═════ Extract provided ═════

W. B. Yeats’ famous poem “The Second Coming” foreshadows our perilous times with ominous urgency

A mock-up page from an introductory booklet to a reissue of the 1964 book “Nothing Personal,” a collaboration between photographer Richard Avedon and writer James Baldwin. Avedon evidently wrote down the W.B. Yeats quote as being important to the book’s thematics.  Courtesy Richard Avedon Foundation and Taschen Books.

Funny how swiftly dark clouds, even from decades ago, can ambush a celebration.

My sunny Sunday birthday on July 1 ended with a walk in the park, and very real rainmakers eliciting a thundering downpour and sweeping winds amid a tornado warning. The storm broke my gal pal Ann Peterson’s umbrella. Earlier, she’d given me a luminous gift that soon engulfed me in the ominous vision of perhaps the most famous poem of W.B. Yeats, arguably the greatest poet of the 20th century. The gift was a reissue of the 1964 book collaboration between photographer Richard Avedon and writer James Baldwin, titled Nothing Personal. Therein I soon encountered a familiar quote from Yeats’ “The Second Coming” (see image at top), handwritten by Avedon on a publisher’s mock-up page, for the original edition. 

Avedon’s mock-up photo comes from the new edition’s accompanying booklet, which includes an introductory essay by Hilton Als, the 2017 Pulitzer Prize winner for criticism, and previously unpublished photos by Avedon.

Let me contextualize the line (bold-faced below) from “The Second Coming,” one of the most-referenced passages in modern poetry:

…Things fall apart; the centre cannot hold; Mere anarchy is loosed upon the world

The blood-dimmed tide is loosed, and everywhere

The ceremony of innocence is drowned;

The best lack all conviction, while the worst

Are full of passionate intensity.

This whole momentous passage calls out to our times with shuddering power, even if Yeats, like many visionary and prescient writers, wrote it long ago, in 1921.

“The Second Coming” closes with another famous passage, which warns of a revelatory vision that the most religious among us would’ve never hoped for – at least back then. Rather than Christ finally returning to redeem the wayward, wicked world, Yeats detects a monstrous creature, “a shape with lion body and the head of a man, / A gaze blank and pitiless as the sun, / Is moving its slow thighs… And what rough beast, its hour come round at last,/ Slouches toward Bethlehem to be born?”

Irish poet W.B. Yeats in 1923, two years after he published “The Second Coming”,” and shortly after he won the Nobel Prize for literature, after six years of nominations. Courtesy The New York Times

The passage has resonated variously over the ensuing centuries. In the Irish poet’s time, civilization struggled to piece the world order back together after The Great War, an unprecedented world catastrophe, a complex failing of humanity. Yet now, many have commented on the “chaos” of today’s international affairs, especially as exacerbated by Brexit and Trumpism, which has threatened not only international relations but the very democracy our nation was founded on, and functions under.

═════

Exercise task 1: Copy the rows from the line with "Patent image size: (931, 759)." up to and including the line with "The levers 151 is at (573, 397).".
The rows have no connection to the essay on the Yeats poem.

═════ Data excerpts ═════

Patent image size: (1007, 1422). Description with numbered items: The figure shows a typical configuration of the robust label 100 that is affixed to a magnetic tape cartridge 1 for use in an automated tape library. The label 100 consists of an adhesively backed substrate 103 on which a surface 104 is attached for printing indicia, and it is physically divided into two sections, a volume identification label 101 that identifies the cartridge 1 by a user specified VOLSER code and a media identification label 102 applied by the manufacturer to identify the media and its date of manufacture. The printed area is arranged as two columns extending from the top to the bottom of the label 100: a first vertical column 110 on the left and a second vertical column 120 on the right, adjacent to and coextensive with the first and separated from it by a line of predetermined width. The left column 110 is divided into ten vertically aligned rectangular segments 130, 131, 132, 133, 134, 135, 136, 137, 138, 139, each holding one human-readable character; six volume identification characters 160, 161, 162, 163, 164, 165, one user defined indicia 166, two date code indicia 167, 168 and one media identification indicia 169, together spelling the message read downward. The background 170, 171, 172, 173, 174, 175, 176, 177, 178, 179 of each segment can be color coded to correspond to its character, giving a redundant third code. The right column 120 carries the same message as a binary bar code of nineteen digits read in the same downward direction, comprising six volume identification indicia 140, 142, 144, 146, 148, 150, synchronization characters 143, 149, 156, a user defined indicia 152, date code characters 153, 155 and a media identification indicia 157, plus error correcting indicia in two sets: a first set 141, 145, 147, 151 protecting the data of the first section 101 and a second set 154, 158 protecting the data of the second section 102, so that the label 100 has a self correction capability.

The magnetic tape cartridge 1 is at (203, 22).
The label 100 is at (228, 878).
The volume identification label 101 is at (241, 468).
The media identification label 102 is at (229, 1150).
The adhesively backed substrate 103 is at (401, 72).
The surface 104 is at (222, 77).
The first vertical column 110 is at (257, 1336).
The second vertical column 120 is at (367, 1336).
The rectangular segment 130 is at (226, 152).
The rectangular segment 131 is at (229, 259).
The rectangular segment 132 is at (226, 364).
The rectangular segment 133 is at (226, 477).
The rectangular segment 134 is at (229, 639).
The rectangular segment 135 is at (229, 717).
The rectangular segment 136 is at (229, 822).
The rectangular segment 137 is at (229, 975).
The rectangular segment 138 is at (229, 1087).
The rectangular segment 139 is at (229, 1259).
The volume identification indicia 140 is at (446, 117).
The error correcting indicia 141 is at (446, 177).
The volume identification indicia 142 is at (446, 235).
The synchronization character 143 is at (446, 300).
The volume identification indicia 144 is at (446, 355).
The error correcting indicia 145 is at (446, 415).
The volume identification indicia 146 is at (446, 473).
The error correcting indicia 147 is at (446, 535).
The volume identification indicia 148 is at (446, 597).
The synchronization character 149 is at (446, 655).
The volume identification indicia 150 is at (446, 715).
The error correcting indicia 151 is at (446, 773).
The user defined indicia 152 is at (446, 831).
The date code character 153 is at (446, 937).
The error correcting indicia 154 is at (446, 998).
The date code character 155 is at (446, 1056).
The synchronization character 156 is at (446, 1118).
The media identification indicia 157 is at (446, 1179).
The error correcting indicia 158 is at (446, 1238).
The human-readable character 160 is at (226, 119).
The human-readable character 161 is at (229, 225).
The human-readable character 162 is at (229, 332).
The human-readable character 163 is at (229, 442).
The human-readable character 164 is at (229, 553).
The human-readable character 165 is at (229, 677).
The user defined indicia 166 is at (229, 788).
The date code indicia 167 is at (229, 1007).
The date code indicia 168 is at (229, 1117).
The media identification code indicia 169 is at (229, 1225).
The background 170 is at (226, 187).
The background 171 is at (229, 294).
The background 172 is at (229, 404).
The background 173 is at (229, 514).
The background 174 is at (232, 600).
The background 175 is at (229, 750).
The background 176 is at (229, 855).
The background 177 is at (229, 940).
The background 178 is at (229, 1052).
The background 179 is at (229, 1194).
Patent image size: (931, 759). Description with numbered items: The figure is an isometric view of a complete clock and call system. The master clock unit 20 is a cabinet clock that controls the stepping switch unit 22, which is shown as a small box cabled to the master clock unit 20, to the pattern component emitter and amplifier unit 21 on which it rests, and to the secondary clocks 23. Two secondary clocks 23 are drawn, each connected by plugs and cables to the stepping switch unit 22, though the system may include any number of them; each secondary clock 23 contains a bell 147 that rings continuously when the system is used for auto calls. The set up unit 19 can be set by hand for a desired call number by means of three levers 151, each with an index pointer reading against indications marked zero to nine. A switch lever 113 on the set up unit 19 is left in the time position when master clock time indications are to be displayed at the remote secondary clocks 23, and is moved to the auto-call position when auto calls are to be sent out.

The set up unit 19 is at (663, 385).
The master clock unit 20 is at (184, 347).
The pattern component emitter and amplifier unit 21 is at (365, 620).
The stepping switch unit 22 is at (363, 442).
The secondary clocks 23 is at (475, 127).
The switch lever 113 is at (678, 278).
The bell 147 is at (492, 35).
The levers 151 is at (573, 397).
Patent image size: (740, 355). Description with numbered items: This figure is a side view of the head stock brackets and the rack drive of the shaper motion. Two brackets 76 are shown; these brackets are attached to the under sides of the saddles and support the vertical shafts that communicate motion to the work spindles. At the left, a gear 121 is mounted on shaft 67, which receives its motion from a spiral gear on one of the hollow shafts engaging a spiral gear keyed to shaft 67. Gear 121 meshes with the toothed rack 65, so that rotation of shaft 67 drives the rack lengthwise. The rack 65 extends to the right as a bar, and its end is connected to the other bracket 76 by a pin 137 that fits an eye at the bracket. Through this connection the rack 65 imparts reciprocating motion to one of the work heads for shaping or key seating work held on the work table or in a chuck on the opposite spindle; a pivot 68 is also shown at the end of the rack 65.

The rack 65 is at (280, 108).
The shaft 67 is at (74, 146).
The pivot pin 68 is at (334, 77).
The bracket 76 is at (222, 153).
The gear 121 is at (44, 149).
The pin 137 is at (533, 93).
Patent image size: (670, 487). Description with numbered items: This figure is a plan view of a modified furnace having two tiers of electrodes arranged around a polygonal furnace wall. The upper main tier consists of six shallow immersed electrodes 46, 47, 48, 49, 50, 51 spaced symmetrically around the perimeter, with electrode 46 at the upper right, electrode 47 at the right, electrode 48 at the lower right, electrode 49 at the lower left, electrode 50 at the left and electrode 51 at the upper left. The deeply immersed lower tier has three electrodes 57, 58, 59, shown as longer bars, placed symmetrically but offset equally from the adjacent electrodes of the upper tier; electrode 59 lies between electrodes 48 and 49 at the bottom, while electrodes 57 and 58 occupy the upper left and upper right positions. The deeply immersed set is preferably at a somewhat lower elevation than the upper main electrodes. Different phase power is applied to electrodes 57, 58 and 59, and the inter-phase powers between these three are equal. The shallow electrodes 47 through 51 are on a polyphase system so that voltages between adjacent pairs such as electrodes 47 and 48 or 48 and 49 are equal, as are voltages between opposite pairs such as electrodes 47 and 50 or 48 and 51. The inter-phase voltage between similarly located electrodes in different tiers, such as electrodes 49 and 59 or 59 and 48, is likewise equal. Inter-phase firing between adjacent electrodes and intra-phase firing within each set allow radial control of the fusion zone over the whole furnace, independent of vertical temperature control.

═════

Exercise task 2: Continue the essay on Yeats' "The Second Coming" from the point where it ends.

Written reply 1:
Patent image size: (931, 759). Description with numbered items: The figure is an isometric view of a complete clock and call system. The master clock unit 20 is a cabinet clock that controls the stepping switch unit 22, which is shown as a small box cabled to the master clock unit 20, to the pattern component emitter and amplifier unit 21 on which it rests, and to the secondary clocks 23. Two secondary clocks 23 are drawn, each connected by plugs and cables to the stepping switch unit 22, though the system may include any number of them; each secondary clock 23 contains a bell 147 that rings continuously when the system is used for auto calls. The set up unit 19 can be set by hand for a desired call number by means of three levers 151, each with an index pointer reading against indications marked zero to nine. A switch lever 113 on the set up unit 19 is left in the time position when master clock time indications are to be displayed at the remote secondary clocks 23, and is moved to the auto-call position when auto calls are to be sent out.

The set up unit 19 is at (663, 385).
The master clock unit 20 is at (184, 347).
The pattern component emitter and amplifier unit 21 is at (365, 620).
The stepping switch unit 22 is at (363, 442).
The secondary clocks 23 is at (475, 127).
The switch lever 113 is at (678, 278).
The bell 147 is at (492, 35).
The levers 151 is at (573, 397).

Written reply 2:
And that “rough beast” slouching toward Bethlehem, a hybrid of a lion and a man, now seems to evoke the visage of Donald Trump, with his huge, pseudo-golden orange mane and face, and his roaring Twitter posts and campaign-style speeches, always speaking strictly to this cowardly lion’s pride – his narcissism and his avid base – never as a leader of all America. A deep segment of his strangely faithful base is a strain of ostensible Bethlehem-worshippers, white Evangelical Christians. This literary comparison may risk lending a dark grandiosity to Trump’s often-fumbling, crude, instinctive behavior and very risky “policy.” Yes, Trump’s easy to frame as an unintentionally self-styled running joke.

Courtesy youtube.com (This Is NOT a Richard Avedon photo)

But the grim reaper may laugh deepest, and last. He has again, most recently in the massacre of five journalists in their newsroom in Annapolis, Maryland. My blood still runs cold. I’ve spent most of my professional career in similar newsrooms. The rough beast, of course, has many guises, beyond Trump, and must be fed. More real dangers and tragedies loom, as momentous as Yeats’ poem suggests.

Have we had any single greater threat to world order, natural alliances and the nation’s democracy, since World War II? All the worse, it seems, for coming from within our nation. This circles us back to the urgency of Yeats’ gloomy assertion about his fellow contemporaries. Accordingly, I want to focus especially on the quote: “The best lack all conviction, while the worst are full of passionate intensity.”

That’s the sentence that Richard Avedon wrote down in his Nothing Personal mockup for his publisher, partly I suspect, because the Civil Rights Movement and the Anti-Vietnam War Movement had only begun gaining steam in 1963 or 1964, or thereabouts, when he actually scribbled down the words. 1

Cut to our times: Consider the whole dynamic of, first, Brexit and then the 2016 presidential election, and perhaps of even liberalism-versus-neo-liberalism-versus-conservatism-versus-inchoate angry, emotional populism. That complex scenario has played out over the last several decades, and brought us to our perilous position.
I’ve seen at least one interpreter some years ago read Yeats’ “the best ” as being people of intellect and reason, and “the worst” being those who respond mainly with emotion.

Can we now flesh that out to a “passionate intensity” driven by pain, frustration or fear – and worse, a certain percentage of people afflicted with misogyny, racism and xenophobia?

As for “the best” lacking all conviction, some pundits and writers have observed that certain recently-disavowed or disenchanted Republicans – like strategist Steve Schmidt or political TV host Michelle Wallace – have proven among the most passionate protesters of Pres. Trump’s obscenities, compulsive hypocrisy, and often-willy-nilly executive orders, and eloquent defenders of basic American values in a democracy at dire risk. Schmidt almost invariably also provides pointed historical perspective when he speaks.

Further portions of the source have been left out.